-- Start of Material for the task --

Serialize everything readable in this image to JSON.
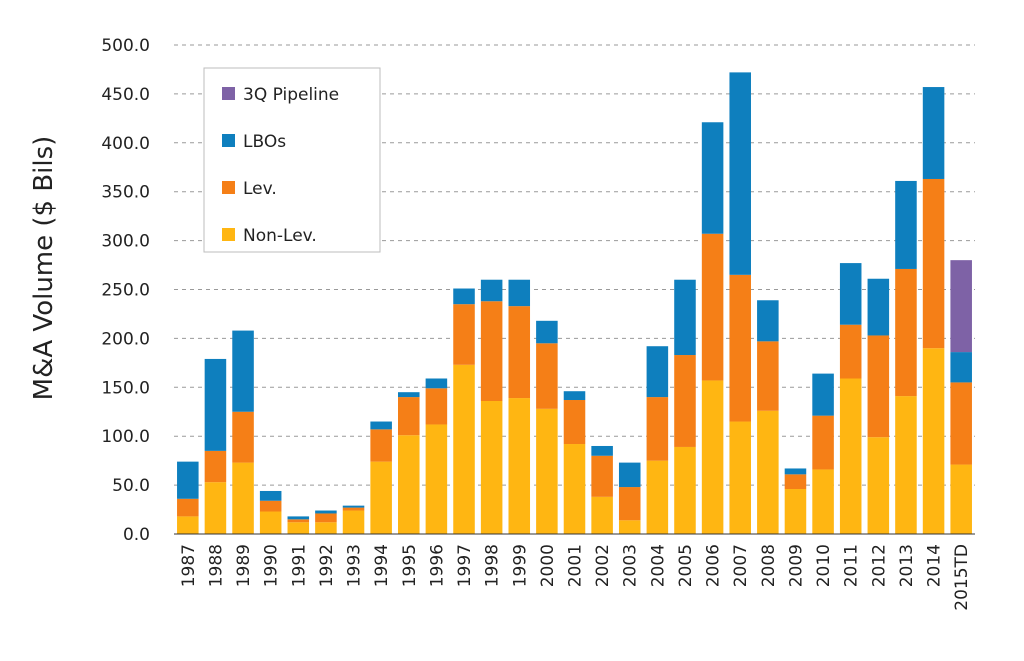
{
  "chart_data": {
    "type": "bar",
    "stacked": true,
    "ylabel": "M&A Volume ($ Bils)",
    "xlabel": "",
    "title": "",
    "ylim": [
      0,
      500
    ],
    "yticks": [
      "0.0",
      "50.0",
      "100.0",
      "150.0",
      "200.0",
      "250.0",
      "300.0",
      "350.0",
      "400.0",
      "450.0",
      "500.0"
    ],
    "grid": true,
    "legend_position": "top-left",
    "categories": [
      "1987",
      "1988",
      "1989",
      "1990",
      "1991",
      "1992",
      "1993",
      "1994",
      "1995",
      "1996",
      "1997",
      "1998",
      "1999",
      "2000",
      "2001",
      "2002",
      "2003",
      "2004",
      "2005",
      "2006",
      "2007",
      "2008",
      "2009",
      "2010",
      "2011",
      "2012",
      "2013",
      "2014",
      "2015TD"
    ],
    "series": [
      {
        "name": "Non-Lev.",
        "color": "#FFB612",
        "values": [
          18,
          53,
          73,
          23,
          12,
          12,
          24,
          74,
          101,
          112,
          173,
          136,
          139,
          128,
          92,
          38,
          14,
          75,
          89,
          157,
          115,
          126,
          46,
          66,
          159,
          99,
          141,
          190,
          71
        ]
      },
      {
        "name": "Lev.",
        "color": "#F57F17",
        "values": [
          18,
          32,
          52,
          11,
          3,
          9,
          3,
          33,
          39,
          37,
          62,
          102,
          94,
          67,
          45,
          42,
          34,
          65,
          94,
          150,
          150,
          71,
          15,
          55,
          55,
          104,
          130,
          173,
          84
        ]
      },
      {
        "name": "LBOs",
        "color": "#0E7FBE",
        "values": [
          38,
          94,
          83,
          10,
          3,
          3,
          2,
          8,
          5,
          10,
          16,
          22,
          27,
          23,
          9,
          10,
          25,
          52,
          77,
          114,
          207,
          42,
          6,
          43,
          63,
          58,
          90,
          94,
          31
        ]
      },
      {
        "name": "3Q Pipeline",
        "color": "#7E62A6",
        "values": [
          0,
          0,
          0,
          0,
          0,
          0,
          0,
          0,
          0,
          0,
          0,
          0,
          0,
          0,
          0,
          0,
          0,
          0,
          0,
          0,
          0,
          0,
          0,
          0,
          0,
          0,
          0,
          0,
          94
        ]
      }
    ],
    "legend_order": [
      "3Q Pipeline",
      "LBOs",
      "Lev.",
      "Non-Lev."
    ]
  }
}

-- End of Material for the task --

▶ _What you should do_:
Your task is to collect every line above that contains the word "name".

▶ _Complete response_:
        "name": "Non-Lev.",
        "name": "Lev.",
        "name": "LBOs",
        "name": "3Q Pipeline",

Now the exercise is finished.